### TASK BRIEF
Only a number is wanted: the count of lines in this listing that contain "JSON".

-- start DATASET EXTRACT --

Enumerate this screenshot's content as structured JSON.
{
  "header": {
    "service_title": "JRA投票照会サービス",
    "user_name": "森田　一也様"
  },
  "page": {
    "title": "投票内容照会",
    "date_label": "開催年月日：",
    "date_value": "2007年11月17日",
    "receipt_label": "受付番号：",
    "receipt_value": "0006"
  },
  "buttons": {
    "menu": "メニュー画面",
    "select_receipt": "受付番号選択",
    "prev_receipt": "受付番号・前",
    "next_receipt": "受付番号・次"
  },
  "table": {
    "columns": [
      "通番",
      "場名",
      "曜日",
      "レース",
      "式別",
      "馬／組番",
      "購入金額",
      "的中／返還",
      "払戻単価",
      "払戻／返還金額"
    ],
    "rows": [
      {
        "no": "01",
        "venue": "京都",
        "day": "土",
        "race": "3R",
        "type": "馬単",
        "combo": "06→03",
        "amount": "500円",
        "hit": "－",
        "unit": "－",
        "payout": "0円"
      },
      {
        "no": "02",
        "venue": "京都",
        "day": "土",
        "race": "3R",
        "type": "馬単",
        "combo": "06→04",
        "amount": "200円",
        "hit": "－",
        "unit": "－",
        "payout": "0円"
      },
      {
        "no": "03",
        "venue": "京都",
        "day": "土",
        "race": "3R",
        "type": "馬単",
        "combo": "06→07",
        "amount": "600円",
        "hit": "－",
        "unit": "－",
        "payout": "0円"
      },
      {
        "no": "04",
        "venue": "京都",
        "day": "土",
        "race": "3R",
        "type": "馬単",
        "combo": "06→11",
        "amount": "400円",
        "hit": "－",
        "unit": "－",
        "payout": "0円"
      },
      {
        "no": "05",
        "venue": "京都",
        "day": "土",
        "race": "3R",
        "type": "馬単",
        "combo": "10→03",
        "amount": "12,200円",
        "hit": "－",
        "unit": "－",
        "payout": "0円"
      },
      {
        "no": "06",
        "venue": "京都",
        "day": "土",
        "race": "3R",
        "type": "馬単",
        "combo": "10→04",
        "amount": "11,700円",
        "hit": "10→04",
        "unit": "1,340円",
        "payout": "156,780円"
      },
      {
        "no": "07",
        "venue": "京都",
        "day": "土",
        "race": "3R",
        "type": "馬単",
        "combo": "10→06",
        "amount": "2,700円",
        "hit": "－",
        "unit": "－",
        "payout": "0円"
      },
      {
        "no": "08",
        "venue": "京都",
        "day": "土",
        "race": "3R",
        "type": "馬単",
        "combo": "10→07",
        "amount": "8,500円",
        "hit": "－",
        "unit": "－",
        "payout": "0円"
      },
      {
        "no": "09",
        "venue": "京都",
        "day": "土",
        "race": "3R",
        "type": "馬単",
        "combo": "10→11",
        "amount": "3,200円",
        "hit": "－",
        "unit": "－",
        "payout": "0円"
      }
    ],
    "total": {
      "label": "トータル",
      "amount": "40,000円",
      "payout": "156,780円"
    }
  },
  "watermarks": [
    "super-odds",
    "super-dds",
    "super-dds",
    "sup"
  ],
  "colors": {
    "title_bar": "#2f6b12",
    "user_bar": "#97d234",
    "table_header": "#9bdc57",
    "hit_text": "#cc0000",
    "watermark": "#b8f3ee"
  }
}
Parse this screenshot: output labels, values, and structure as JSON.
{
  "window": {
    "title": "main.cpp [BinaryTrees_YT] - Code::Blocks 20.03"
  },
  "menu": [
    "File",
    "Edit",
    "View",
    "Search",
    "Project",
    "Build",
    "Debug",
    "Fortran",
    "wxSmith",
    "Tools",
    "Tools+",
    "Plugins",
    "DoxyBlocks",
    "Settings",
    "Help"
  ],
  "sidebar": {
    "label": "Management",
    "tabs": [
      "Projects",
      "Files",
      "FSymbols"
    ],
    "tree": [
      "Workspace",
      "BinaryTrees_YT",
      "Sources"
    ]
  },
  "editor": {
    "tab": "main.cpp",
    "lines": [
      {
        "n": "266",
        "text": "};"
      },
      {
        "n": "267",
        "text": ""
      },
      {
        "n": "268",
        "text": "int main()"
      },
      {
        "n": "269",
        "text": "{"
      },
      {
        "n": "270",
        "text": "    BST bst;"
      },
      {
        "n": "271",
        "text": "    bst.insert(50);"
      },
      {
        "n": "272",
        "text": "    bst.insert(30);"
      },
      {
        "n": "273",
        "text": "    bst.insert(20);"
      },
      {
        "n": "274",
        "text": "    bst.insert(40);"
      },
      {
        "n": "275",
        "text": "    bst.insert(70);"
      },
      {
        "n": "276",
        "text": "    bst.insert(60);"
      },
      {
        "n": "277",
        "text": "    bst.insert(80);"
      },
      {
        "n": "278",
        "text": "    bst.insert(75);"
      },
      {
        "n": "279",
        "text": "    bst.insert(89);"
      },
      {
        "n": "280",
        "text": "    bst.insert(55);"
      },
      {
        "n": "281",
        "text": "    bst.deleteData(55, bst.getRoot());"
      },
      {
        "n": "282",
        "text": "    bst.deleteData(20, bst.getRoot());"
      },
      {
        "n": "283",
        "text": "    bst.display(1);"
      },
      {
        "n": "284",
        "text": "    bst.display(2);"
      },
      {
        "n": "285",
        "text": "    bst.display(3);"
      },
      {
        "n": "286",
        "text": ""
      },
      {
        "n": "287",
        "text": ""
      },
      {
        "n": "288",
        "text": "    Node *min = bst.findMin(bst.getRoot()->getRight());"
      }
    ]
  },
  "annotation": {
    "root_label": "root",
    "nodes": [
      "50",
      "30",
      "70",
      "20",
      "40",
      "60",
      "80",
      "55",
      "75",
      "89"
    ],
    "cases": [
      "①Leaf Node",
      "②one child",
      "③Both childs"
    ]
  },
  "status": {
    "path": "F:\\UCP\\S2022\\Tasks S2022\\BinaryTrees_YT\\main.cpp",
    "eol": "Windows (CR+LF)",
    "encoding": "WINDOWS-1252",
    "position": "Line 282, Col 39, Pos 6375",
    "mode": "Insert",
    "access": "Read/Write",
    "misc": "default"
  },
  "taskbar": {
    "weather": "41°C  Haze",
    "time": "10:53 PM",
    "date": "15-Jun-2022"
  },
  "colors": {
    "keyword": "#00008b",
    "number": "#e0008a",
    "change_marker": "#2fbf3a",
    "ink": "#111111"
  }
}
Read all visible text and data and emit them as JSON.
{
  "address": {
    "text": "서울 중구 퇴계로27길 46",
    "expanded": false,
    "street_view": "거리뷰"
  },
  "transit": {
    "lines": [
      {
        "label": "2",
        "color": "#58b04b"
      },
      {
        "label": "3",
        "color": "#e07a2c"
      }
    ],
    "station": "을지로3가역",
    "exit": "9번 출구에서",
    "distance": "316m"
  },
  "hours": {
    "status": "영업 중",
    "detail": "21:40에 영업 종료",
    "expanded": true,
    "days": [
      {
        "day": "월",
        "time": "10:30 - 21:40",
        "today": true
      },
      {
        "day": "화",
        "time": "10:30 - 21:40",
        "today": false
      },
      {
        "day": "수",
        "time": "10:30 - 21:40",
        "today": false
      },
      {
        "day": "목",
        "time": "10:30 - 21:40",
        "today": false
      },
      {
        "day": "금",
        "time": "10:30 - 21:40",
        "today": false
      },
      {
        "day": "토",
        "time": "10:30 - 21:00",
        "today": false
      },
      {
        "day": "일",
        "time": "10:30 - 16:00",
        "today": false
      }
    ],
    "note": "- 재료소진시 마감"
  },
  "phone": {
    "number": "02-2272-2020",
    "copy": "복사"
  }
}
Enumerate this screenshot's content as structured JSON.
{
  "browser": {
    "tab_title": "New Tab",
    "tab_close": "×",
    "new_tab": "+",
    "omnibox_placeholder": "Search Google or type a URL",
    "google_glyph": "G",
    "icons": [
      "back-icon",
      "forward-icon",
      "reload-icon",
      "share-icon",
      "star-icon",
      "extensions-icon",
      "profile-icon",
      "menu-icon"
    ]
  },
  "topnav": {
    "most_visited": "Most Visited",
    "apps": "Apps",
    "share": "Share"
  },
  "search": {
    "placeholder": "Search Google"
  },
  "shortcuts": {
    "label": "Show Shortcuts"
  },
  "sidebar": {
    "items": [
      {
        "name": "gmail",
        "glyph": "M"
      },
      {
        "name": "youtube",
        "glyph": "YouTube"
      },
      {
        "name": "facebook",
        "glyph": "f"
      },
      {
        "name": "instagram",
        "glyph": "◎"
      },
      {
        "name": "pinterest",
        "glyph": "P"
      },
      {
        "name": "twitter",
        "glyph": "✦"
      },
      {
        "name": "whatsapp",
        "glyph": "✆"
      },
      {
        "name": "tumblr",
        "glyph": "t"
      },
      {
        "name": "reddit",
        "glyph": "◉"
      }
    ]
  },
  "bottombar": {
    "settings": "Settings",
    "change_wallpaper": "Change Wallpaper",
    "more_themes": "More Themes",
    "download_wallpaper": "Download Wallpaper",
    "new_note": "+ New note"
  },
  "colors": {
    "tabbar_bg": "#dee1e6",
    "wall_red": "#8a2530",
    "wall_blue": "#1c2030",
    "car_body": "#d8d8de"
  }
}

-- end DATASET EXTRACT --

### WRITTEN RESPONSE
4